→ **Request**
Render the material again word for word, skipping the pictures in it.

── Material for the task ──

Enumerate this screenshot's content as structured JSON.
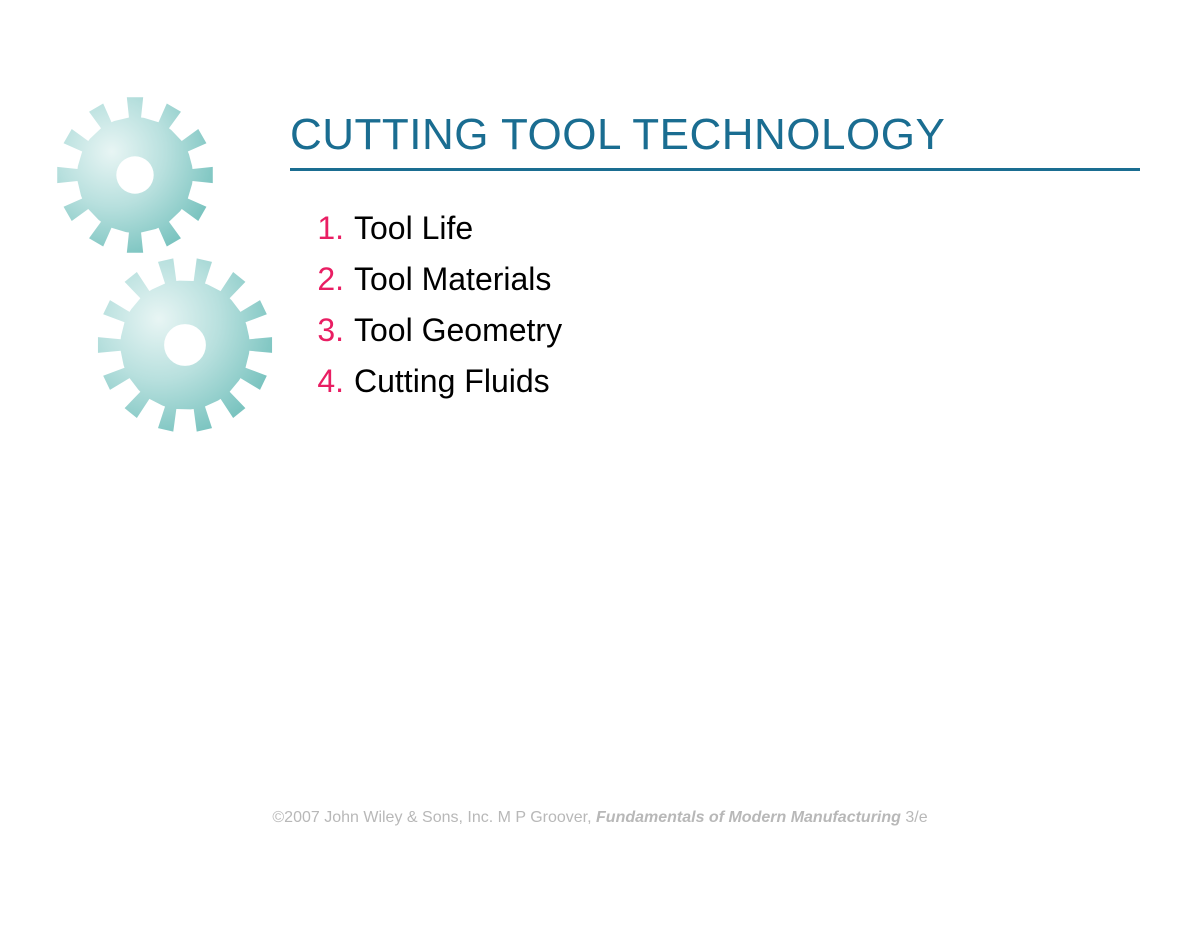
{
  "title": {
    "text": "CUTTING TOOL TECHNOLOGY",
    "color": "#1a6d91",
    "underline_color": "#1a6d91"
  },
  "list": {
    "number_color": "#e91e63",
    "text_color": "#000000",
    "items": [
      {
        "number": "1.",
        "text": "Tool Life"
      },
      {
        "number": "2.",
        "text": "Tool Materials"
      },
      {
        "number": "3.",
        "text": "Tool Geometry"
      },
      {
        "number": "4.",
        "text": "Cutting Fluids"
      }
    ]
  },
  "footer": {
    "color": "#b8b8b8",
    "prefix": "©2007 John Wiley & Sons, Inc.  M P Groover, ",
    "bold": "Fundamentals of Modern Manufacturing ",
    "suffix": "3/e"
  },
  "gears": {
    "gradient_light": "#d4edec",
    "gradient_dark": "#7bc4c0",
    "gear1_size": 170,
    "gear1_teeth": 12,
    "gear2_size": 190,
    "gear2_teeth": 14
  }
}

───

→ **Exercise output**
Enumerate this screenshot's content as structured JSON.
{
  "title": {
    "text": "CUTTING TOOL TECHNOLOGY",
    "color": "#1a6d91",
    "underline_color": "#1a6d91"
  },
  "list": {
    "number_color": "#e91e63",
    "text_color": "#000000",
    "items": [
      {
        "number": "1.",
        "text": "Tool Life"
      },
      {
        "number": "2.",
        "text": "Tool Materials"
      },
      {
        "number": "3.",
        "text": "Tool Geometry"
      },
      {
        "number": "4.",
        "text": "Cutting Fluids"
      }
    ]
  },
  "footer": {
    "color": "#b8b8b8",
    "prefix": "©2007 John Wiley & Sons, Inc.  M P Groover, ",
    "bold": "Fundamentals of Modern Manufacturing ",
    "suffix": "3/e"
  },
  "gears": {
    "gradient_light": "#d4edec",
    "gradient_dark": "#7bc4c0",
    "gear1_size": 170,
    "gear1_teeth": 12,
    "gear2_size": 190,
    "gear2_teeth": 14
  }
}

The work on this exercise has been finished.